**TASK TO COMPLETE**
Give back each entry unchanged, minus pictures.

**STORED RECORDS**
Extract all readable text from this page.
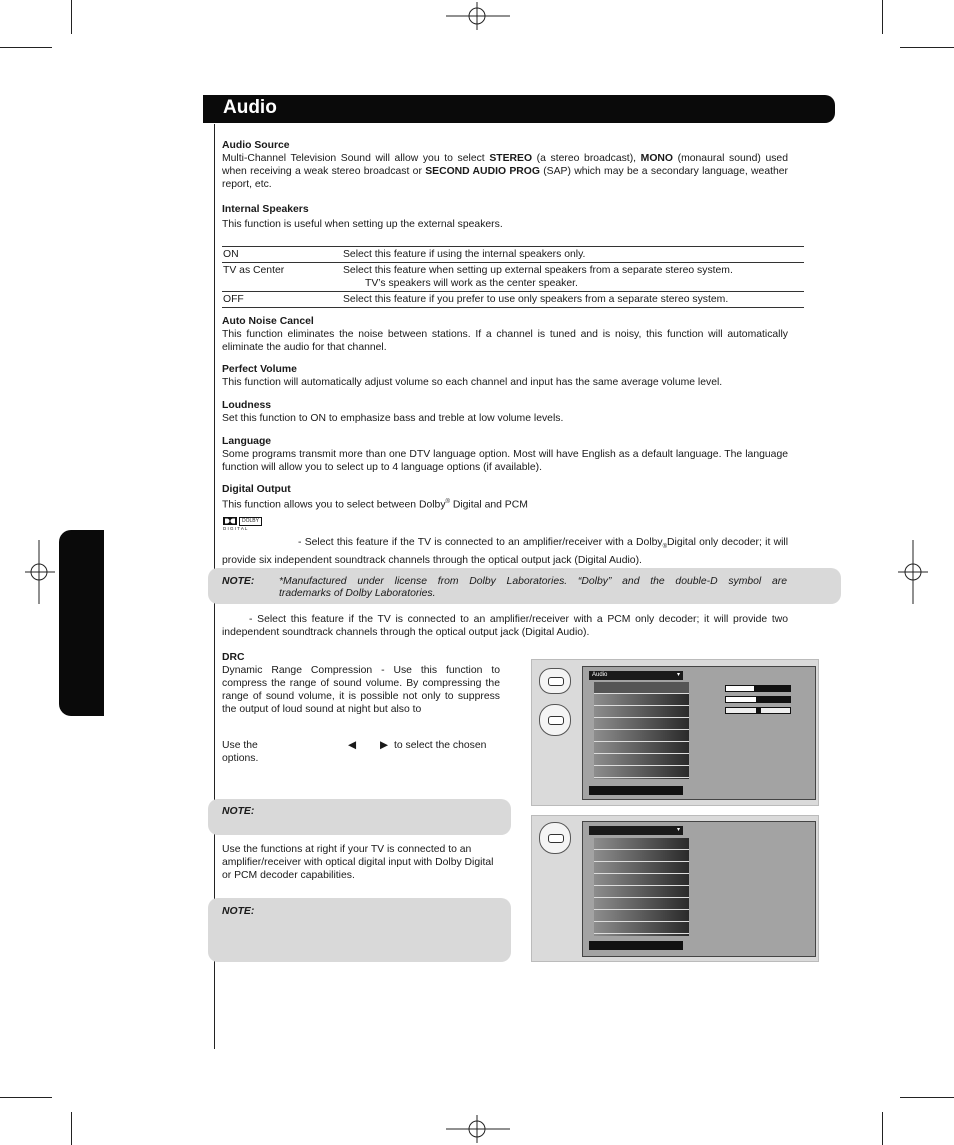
Audio
Audio Source
Multi-Channel Television Sound will allow you to select STEREO (a stereo broadcast), MONO (monaural sound) used when receiving a weak stereo broadcast or SECOND AUDIO PROG (SAP) which may be a secondary language, weather report, etc.
Internal Speakers
This function is useful when setting up the external speakers.
ON	Select this feature if using the internal speakers only.
TV as Center	Select this feature when setting up external speakers from a separate stereo system.
TV’s speakers will work as the center speaker.

OFF	Select this feature if you prefer to use only speakers from a separate stereo system.
Auto Noise Cancel
This function eliminates the noise between stations. If a channel is tuned and is noisy, this function will automatically eliminate the audio for that channel.
Perfect Volume
This function will automatically adjust volume so each channel and input has the same average volume level.
Loudness
Set this function to ON to emphasize bass and treble at low volume levels.
Language
Some programs transmit more than one DTV language option. Most will have English as a default language. The language function will allow you to select up to 4 language options (if available).
Digital Output
This function allows you to select between Dolby® Digital and PCM
DOLBY
D I G I T A L
- Select this feature if the TV is connected to an amplifier/receiver with a Dolby$_®$Digital only decoder; it will provide six independent soundtrack channels through the optical output jack (Digital Audio).
NOTE: *Manufactured under license from Dolby Laboratories. “Dolby” and the double-D symbol are
trademarks of Dolby Laboratories.
- Select this feature if the TV is connected to an amplifier/receiver with a PCM only decoder; it will provide two independent soundtrack channels through the optical output jack (Digital Audio).
DRC
Dynamic Range Compression - Use this function to compress the range of sound volume. By compressing the range of sound volume, it is possible not only to suppress the output of loud sound at night but also to
Use the	◀ ▶ to select the chosen
options.
NOTE:
Use the functions at right if your TV is connected to an amplifier/receiver with optical digital input with Dolby Digital or PCM decoder capabilities.
NOTE:
Audio	▾
▾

**FINISHED EXERCISE**
Extract all readable text from this page.
Audio
Audio Source
Multi-Channel Television Sound will allow you to select STEREO (a stereo broadcast), MONO (monaural sound) used when receiving a weak stereo broadcast or SECOND AUDIO PROG (SAP) which may be a secondary language, weather report, etc.
Internal Speakers
This function is useful when setting up the external speakers.
ON	Select this feature if using the internal speakers only.
TV as Center	Select this feature when setting up external speakers from a separate stereo system.
TV’s speakers will work as the center speaker.

OFF	Select this feature if you prefer to use only speakers from a separate stereo system.
Auto Noise Cancel
This function eliminates the noise between stations. If a channel is tuned and is noisy, this function will automatically eliminate the audio for that channel.
Perfect Volume
This function will automatically adjust volume so each channel and input has the same average volume level.
Loudness
Set this function to ON to emphasize bass and treble at low volume levels.
Language
Some programs transmit more than one DTV language option. Most will have English as a default language. The language function will allow you to select up to 4 language options (if available).
Digital Output
This function allows you to select between Dolby® Digital and PCM
DOLBY
D I G I T A L
- Select this feature if the TV is connected to an amplifier/receiver with a Dolby$_®$Digital only decoder; it will provide six independent soundtrack channels through the optical output jack (Digital Audio).
NOTE: *Manufactured under license from Dolby Laboratories. “Dolby” and the double-D symbol are
trademarks of Dolby Laboratories.
- Select this feature if the TV is connected to an amplifier/receiver with a PCM only decoder; it will provide two independent soundtrack channels through the optical output jack (Digital Audio).
DRC
Dynamic Range Compression - Use this function to compress the range of sound volume. By compressing the range of sound volume, it is possible not only to suppress the output of loud sound at night but also to
Use the	◀ ▶ to select the chosen
options.
NOTE:
Use the functions at right if your TV is connected to an amplifier/receiver with optical digital input with Dolby Digital or PCM decoder capabilities.
NOTE:
Audio	▾
▾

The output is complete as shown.